■ What you should do
Leave out the pictures and copy each record below exactly.

■ Entries provided
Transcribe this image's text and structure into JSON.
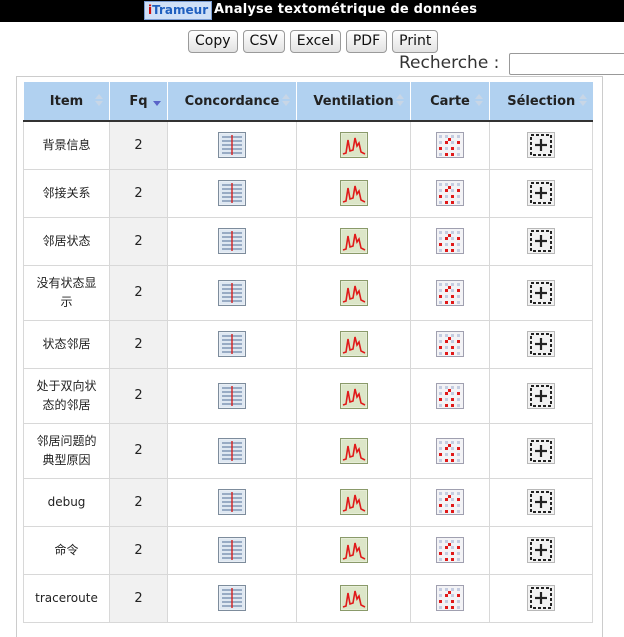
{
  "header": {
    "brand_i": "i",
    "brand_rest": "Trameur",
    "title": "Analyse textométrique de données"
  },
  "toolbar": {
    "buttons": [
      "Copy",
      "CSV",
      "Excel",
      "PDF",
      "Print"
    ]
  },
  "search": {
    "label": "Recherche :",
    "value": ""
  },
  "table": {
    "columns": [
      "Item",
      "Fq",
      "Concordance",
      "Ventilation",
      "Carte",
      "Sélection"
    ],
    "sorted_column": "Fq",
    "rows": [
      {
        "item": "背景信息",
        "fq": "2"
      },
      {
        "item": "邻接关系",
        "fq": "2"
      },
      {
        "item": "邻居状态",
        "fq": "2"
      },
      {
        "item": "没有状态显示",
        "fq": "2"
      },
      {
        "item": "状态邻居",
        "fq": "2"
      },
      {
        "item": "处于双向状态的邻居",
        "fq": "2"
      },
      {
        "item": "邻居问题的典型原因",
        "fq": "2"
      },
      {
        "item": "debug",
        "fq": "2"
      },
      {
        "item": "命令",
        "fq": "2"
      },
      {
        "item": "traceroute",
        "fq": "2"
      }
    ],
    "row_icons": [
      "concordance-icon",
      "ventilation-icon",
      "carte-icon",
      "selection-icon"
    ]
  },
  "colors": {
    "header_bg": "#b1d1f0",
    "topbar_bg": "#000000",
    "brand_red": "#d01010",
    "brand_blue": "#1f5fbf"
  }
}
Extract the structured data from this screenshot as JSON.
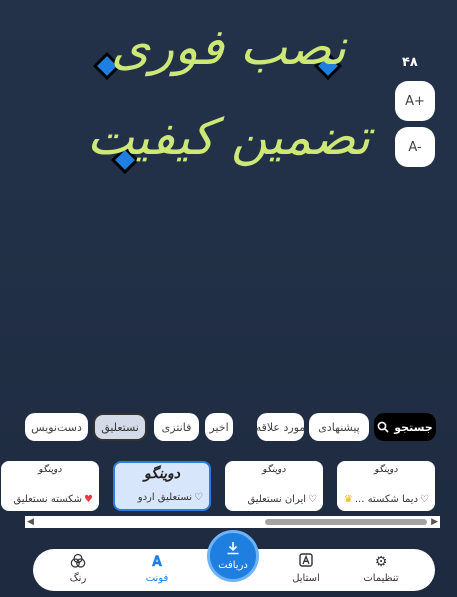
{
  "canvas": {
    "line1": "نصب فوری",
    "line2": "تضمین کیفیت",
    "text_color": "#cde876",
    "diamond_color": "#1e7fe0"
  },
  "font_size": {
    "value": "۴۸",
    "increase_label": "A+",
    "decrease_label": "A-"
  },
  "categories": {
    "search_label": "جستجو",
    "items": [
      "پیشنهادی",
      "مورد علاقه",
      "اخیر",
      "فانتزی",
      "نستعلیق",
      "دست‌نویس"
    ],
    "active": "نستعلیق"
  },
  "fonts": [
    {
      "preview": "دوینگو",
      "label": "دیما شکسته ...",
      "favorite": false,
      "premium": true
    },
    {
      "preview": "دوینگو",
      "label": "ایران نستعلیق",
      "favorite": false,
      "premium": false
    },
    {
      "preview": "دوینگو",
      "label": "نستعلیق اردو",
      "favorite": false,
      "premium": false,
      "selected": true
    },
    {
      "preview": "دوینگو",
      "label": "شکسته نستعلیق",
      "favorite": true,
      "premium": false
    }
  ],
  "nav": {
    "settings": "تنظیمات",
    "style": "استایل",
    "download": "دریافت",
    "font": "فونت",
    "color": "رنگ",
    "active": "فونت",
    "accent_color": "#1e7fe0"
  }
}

■ Response to this exercise
Transcribe this image's text and structure into JSON.
{
  "header": {
    "brand_i": "i",
    "brand_rest": "Trameur",
    "title": "Analyse textométrique de données"
  },
  "toolbar": {
    "buttons": [
      "Copy",
      "CSV",
      "Excel",
      "PDF",
      "Print"
    ]
  },
  "search": {
    "label": "Recherche :",
    "value": ""
  },
  "table": {
    "columns": [
      "Item",
      "Fq",
      "Concordance",
      "Ventilation",
      "Carte",
      "Sélection"
    ],
    "sorted_column": "Fq",
    "rows": [
      {
        "item": "背景信息",
        "fq": "2"
      },
      {
        "item": "邻接关系",
        "fq": "2"
      },
      {
        "item": "邻居状态",
        "fq": "2"
      },
      {
        "item": "没有状态显示",
        "fq": "2"
      },
      {
        "item": "状态邻居",
        "fq": "2"
      },
      {
        "item": "处于双向状态的邻居",
        "fq": "2"
      },
      {
        "item": "邻居问题的典型原因",
        "fq": "2"
      },
      {
        "item": "debug",
        "fq": "2"
      },
      {
        "item": "命令",
        "fq": "2"
      },
      {
        "item": "traceroute",
        "fq": "2"
      }
    ],
    "row_icons": [
      "concordance-icon",
      "ventilation-icon",
      "carte-icon",
      "selection-icon"
    ]
  },
  "colors": {
    "header_bg": "#b1d1f0",
    "topbar_bg": "#000000",
    "brand_red": "#d01010",
    "brand_blue": "#1f5fbf"
  }
}
Extract the structured data from this screenshot as JSON.
{
  "canvas": {
    "line1": "نصب فوری",
    "line2": "تضمین کیفیت",
    "text_color": "#cde876",
    "diamond_color": "#1e7fe0"
  },
  "font_size": {
    "value": "۴۸",
    "increase_label": "A+",
    "decrease_label": "A-"
  },
  "categories": {
    "search_label": "جستجو",
    "items": [
      "پیشنهادی",
      "مورد علاقه",
      "اخیر",
      "فانتزی",
      "نستعلیق",
      "دست‌نویس"
    ],
    "active": "نستعلیق"
  },
  "fonts": [
    {
      "preview": "دوینگو",
      "label": "دیما شکسته ...",
      "favorite": false,
      "premium": true
    },
    {
      "preview": "دوینگو",
      "label": "ایران نستعلیق",
      "favorite": false,
      "premium": false
    },
    {
      "preview": "دوینگو",
      "label": "نستعلیق اردو",
      "favorite": false,
      "premium": false,
      "selected": true
    },
    {
      "preview": "دوینگو",
      "label": "شکسته نستعلیق",
      "favorite": true,
      "premium": false
    }
  ],
  "nav": {
    "settings": "تنظیمات",
    "style": "استایل",
    "download": "دریافت",
    "font": "فونت",
    "color": "رنگ",
    "active": "فونت",
    "accent_color": "#1e7fe0"
  }
}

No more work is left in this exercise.